Stored records
-*-*-

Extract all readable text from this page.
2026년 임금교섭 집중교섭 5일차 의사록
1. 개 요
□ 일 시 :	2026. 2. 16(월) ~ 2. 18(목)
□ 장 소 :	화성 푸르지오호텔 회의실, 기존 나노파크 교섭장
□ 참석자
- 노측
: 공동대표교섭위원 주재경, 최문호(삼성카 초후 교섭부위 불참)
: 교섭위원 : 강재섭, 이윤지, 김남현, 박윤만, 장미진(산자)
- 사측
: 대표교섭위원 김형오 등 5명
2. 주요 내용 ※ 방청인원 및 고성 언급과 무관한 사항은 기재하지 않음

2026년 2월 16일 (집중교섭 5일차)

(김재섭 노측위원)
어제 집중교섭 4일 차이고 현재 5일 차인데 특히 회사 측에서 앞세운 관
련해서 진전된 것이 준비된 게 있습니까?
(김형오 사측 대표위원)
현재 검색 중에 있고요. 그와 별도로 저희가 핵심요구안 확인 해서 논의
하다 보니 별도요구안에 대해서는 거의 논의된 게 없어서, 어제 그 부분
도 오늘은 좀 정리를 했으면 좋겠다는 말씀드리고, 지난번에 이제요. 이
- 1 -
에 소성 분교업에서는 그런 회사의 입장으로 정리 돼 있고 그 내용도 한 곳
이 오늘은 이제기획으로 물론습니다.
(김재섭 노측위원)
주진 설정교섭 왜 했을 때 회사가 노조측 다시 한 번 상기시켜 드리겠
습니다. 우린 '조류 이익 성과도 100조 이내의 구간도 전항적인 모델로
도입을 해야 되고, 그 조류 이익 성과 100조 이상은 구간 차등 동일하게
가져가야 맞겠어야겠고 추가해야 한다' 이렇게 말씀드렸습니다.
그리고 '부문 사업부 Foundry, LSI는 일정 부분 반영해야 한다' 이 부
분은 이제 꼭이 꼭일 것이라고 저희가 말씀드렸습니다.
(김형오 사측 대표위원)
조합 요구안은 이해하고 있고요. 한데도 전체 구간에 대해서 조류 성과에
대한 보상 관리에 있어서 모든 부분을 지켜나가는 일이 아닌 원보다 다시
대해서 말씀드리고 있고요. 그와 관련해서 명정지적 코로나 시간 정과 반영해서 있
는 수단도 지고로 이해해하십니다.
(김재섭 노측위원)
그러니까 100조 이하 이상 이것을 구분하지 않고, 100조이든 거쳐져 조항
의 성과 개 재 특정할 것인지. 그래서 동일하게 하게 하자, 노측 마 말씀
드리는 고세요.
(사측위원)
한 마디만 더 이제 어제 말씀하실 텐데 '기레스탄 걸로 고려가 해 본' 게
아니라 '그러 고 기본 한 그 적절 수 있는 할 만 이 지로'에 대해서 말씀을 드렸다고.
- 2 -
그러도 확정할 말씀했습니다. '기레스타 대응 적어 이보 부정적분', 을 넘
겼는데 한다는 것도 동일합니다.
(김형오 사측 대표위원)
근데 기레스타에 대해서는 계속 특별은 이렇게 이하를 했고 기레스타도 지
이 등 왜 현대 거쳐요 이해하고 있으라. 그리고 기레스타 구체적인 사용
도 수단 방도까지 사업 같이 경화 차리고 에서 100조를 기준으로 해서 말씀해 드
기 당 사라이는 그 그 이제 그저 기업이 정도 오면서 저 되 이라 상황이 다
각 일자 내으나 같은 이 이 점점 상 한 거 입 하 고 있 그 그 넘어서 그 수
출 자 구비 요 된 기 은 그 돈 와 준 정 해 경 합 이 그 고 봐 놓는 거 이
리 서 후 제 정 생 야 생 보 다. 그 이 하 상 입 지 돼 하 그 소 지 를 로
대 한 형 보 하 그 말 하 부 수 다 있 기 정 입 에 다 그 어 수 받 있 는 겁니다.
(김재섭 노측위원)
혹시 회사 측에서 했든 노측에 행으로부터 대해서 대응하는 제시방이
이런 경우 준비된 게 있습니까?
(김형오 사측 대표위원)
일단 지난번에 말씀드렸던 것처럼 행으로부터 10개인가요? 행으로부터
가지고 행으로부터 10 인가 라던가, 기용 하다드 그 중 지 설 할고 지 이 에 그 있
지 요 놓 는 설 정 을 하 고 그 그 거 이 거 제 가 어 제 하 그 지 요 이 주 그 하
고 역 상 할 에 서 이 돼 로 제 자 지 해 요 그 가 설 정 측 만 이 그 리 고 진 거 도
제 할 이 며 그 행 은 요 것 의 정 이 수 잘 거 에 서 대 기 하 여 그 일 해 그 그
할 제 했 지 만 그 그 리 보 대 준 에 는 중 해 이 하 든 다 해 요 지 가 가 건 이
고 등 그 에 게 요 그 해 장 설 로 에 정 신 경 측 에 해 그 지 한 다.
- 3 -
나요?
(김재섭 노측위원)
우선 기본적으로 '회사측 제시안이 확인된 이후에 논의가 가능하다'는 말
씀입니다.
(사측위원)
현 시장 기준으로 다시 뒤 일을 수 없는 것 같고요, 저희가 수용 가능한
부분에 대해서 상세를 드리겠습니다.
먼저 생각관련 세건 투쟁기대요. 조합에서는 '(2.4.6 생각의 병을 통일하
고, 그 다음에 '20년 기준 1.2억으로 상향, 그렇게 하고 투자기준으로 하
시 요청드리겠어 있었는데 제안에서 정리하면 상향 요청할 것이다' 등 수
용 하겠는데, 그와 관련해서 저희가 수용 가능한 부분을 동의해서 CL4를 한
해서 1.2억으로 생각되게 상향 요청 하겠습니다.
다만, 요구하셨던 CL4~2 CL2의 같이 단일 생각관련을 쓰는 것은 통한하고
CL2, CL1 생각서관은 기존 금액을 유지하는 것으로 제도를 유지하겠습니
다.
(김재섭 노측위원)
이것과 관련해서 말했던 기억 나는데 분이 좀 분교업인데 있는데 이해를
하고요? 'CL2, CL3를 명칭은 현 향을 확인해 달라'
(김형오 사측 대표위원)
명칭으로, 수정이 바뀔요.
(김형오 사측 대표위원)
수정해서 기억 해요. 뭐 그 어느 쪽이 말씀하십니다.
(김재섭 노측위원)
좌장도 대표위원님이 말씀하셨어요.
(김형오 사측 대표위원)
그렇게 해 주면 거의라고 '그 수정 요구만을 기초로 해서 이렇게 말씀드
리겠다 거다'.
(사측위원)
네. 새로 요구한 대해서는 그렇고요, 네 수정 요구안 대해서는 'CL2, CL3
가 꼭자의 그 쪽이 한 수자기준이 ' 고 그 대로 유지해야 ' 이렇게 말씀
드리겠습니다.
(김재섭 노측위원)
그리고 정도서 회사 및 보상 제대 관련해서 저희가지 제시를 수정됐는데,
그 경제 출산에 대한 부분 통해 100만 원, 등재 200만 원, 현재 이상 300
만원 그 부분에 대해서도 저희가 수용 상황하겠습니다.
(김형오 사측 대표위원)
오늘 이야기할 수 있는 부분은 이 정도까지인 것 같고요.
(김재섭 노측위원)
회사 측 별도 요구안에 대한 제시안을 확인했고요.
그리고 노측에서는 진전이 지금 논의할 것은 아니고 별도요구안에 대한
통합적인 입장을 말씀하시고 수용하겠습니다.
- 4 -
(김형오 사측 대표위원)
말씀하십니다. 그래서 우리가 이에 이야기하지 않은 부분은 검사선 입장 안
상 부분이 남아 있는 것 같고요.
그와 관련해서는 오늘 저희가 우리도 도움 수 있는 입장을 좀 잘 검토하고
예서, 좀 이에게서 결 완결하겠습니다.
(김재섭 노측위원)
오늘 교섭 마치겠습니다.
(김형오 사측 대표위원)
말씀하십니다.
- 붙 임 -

-*-*-

Instruction. Identify the lines above with the word "말씀드리고". Copy them.

Complete answer.
도 오늘은 좀 정리를 했으면 좋겠다는 말씀드리고, 지난번에 이제요. 이
대해서 말씀드리고 있고요. 그와 관련해서 명정지적 코로나 시간 정과 반영해서 있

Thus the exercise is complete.